>> BEGIN

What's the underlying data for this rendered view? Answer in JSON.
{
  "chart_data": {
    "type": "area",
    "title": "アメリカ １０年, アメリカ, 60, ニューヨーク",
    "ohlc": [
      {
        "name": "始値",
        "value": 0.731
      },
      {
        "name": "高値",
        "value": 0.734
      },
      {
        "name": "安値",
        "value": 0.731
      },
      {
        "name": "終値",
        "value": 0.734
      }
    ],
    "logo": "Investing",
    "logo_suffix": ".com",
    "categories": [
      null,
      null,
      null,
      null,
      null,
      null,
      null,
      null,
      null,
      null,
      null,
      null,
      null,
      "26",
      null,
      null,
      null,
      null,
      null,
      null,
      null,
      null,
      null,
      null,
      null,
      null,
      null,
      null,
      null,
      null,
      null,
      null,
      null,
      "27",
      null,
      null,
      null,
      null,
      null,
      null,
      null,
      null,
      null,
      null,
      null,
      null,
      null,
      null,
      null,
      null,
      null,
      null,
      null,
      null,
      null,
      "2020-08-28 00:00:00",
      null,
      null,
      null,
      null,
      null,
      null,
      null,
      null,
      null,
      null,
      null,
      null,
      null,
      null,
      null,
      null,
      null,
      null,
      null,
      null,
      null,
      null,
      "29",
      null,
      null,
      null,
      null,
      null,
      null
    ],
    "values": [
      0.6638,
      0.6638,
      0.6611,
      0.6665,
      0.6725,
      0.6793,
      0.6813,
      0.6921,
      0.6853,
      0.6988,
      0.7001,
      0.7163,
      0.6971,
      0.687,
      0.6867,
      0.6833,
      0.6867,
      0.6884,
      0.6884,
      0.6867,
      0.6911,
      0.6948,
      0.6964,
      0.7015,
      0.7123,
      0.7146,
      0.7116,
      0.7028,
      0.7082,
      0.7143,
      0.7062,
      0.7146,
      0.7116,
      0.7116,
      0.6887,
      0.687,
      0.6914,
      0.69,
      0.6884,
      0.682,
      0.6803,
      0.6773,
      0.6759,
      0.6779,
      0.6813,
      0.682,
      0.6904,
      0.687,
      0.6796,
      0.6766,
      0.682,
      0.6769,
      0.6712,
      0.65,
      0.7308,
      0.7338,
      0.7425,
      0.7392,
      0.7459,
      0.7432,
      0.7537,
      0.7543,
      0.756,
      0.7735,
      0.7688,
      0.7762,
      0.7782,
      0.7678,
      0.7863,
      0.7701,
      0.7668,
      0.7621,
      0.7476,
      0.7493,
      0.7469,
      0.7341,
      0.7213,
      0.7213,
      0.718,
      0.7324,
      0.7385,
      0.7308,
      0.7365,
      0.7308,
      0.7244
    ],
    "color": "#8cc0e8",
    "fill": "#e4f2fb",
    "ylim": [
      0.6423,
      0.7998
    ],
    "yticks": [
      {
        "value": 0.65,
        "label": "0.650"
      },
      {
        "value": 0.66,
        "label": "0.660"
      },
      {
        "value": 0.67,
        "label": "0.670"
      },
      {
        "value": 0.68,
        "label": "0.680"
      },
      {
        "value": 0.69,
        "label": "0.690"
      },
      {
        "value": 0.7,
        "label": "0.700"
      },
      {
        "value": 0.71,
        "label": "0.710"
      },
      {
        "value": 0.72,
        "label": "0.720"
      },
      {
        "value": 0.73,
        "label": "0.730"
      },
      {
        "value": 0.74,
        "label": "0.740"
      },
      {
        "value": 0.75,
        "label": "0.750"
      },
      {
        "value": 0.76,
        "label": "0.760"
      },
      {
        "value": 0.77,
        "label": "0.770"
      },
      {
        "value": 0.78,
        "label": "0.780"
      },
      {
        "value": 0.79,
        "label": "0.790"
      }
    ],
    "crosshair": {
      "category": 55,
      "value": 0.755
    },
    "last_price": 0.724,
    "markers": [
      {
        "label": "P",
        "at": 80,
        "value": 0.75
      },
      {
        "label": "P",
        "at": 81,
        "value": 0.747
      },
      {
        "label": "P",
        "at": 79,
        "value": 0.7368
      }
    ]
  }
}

>> END

*What you are asked to do*.
Word for word, restate all of the data shown above.

*Exercise output*.
What's the underlying data for this rendered view? Answer in JSON.
{
  "chart_data": {
    "type": "area",
    "title": "アメリカ １０年, アメリカ, 60, ニューヨーク",
    "ohlc": [
      {
        "name": "始値",
        "value": 0.731
      },
      {
        "name": "高値",
        "value": 0.734
      },
      {
        "name": "安値",
        "value": 0.731
      },
      {
        "name": "終値",
        "value": 0.734
      }
    ],
    "logo": "Investing",
    "logo_suffix": ".com",
    "categories": [
      null,
      null,
      null,
      null,
      null,
      null,
      null,
      null,
      null,
      null,
      null,
      null,
      null,
      "26",
      null,
      null,
      null,
      null,
      null,
      null,
      null,
      null,
      null,
      null,
      null,
      null,
      null,
      null,
      null,
      null,
      null,
      null,
      null,
      "27",
      null,
      null,
      null,
      null,
      null,
      null,
      null,
      null,
      null,
      null,
      null,
      null,
      null,
      null,
      null,
      null,
      null,
      null,
      null,
      null,
      null,
      "2020-08-28 00:00:00",
      null,
      null,
      null,
      null,
      null,
      null,
      null,
      null,
      null,
      null,
      null,
      null,
      null,
      null,
      null,
      null,
      null,
      null,
      null,
      null,
      null,
      null,
      "29",
      null,
      null,
      null,
      null,
      null,
      null
    ],
    "values": [
      0.6638,
      0.6638,
      0.6611,
      0.6665,
      0.6725,
      0.6793,
      0.6813,
      0.6921,
      0.6853,
      0.6988,
      0.7001,
      0.7163,
      0.6971,
      0.687,
      0.6867,
      0.6833,
      0.6867,
      0.6884,
      0.6884,
      0.6867,
      0.6911,
      0.6948,
      0.6964,
      0.7015,
      0.7123,
      0.7146,
      0.7116,
      0.7028,
      0.7082,
      0.7143,
      0.7062,
      0.7146,
      0.7116,
      0.7116,
      0.6887,
      0.687,
      0.6914,
      0.69,
      0.6884,
      0.682,
      0.6803,
      0.6773,
      0.6759,
      0.6779,
      0.6813,
      0.682,
      0.6904,
      0.687,
      0.6796,
      0.6766,
      0.682,
      0.6769,
      0.6712,
      0.65,
      0.7308,
      0.7338,
      0.7425,
      0.7392,
      0.7459,
      0.7432,
      0.7537,
      0.7543,
      0.756,
      0.7735,
      0.7688,
      0.7762,
      0.7782,
      0.7678,
      0.7863,
      0.7701,
      0.7668,
      0.7621,
      0.7476,
      0.7493,
      0.7469,
      0.7341,
      0.7213,
      0.7213,
      0.718,
      0.7324,
      0.7385,
      0.7308,
      0.7365,
      0.7308,
      0.7244
    ],
    "color": "#8cc0e8",
    "fill": "#e4f2fb",
    "ylim": [
      0.6423,
      0.7998
    ],
    "yticks": [
      {
        "value": 0.65,
        "label": "0.650"
      },
      {
        "value": 0.66,
        "label": "0.660"
      },
      {
        "value": 0.67,
        "label": "0.670"
      },
      {
        "value": 0.68,
        "label": "0.680"
      },
      {
        "value": 0.69,
        "label": "0.690"
      },
      {
        "value": 0.7,
        "label": "0.700"
      },
      {
        "value": 0.71,
        "label": "0.710"
      },
      {
        "value": 0.72,
        "label": "0.720"
      },
      {
        "value": 0.73,
        "label": "0.730"
      },
      {
        "value": 0.74,
        "label": "0.740"
      },
      {
        "value": 0.75,
        "label": "0.750"
      },
      {
        "value": 0.76,
        "label": "0.760"
      },
      {
        "value": 0.77,
        "label": "0.770"
      },
      {
        "value": 0.78,
        "label": "0.780"
      },
      {
        "value": 0.79,
        "label": "0.790"
      }
    ],
    "crosshair": {
      "category": 55,
      "value": 0.755
    },
    "last_price": 0.724,
    "markers": [
      {
        "label": "P",
        "at": 80,
        "value": 0.75
      },
      {
        "label": "P",
        "at": 81,
        "value": 0.747
      },
      {
        "label": "P",
        "at": 79,
        "value": 0.7368
      }
    ]
  }
}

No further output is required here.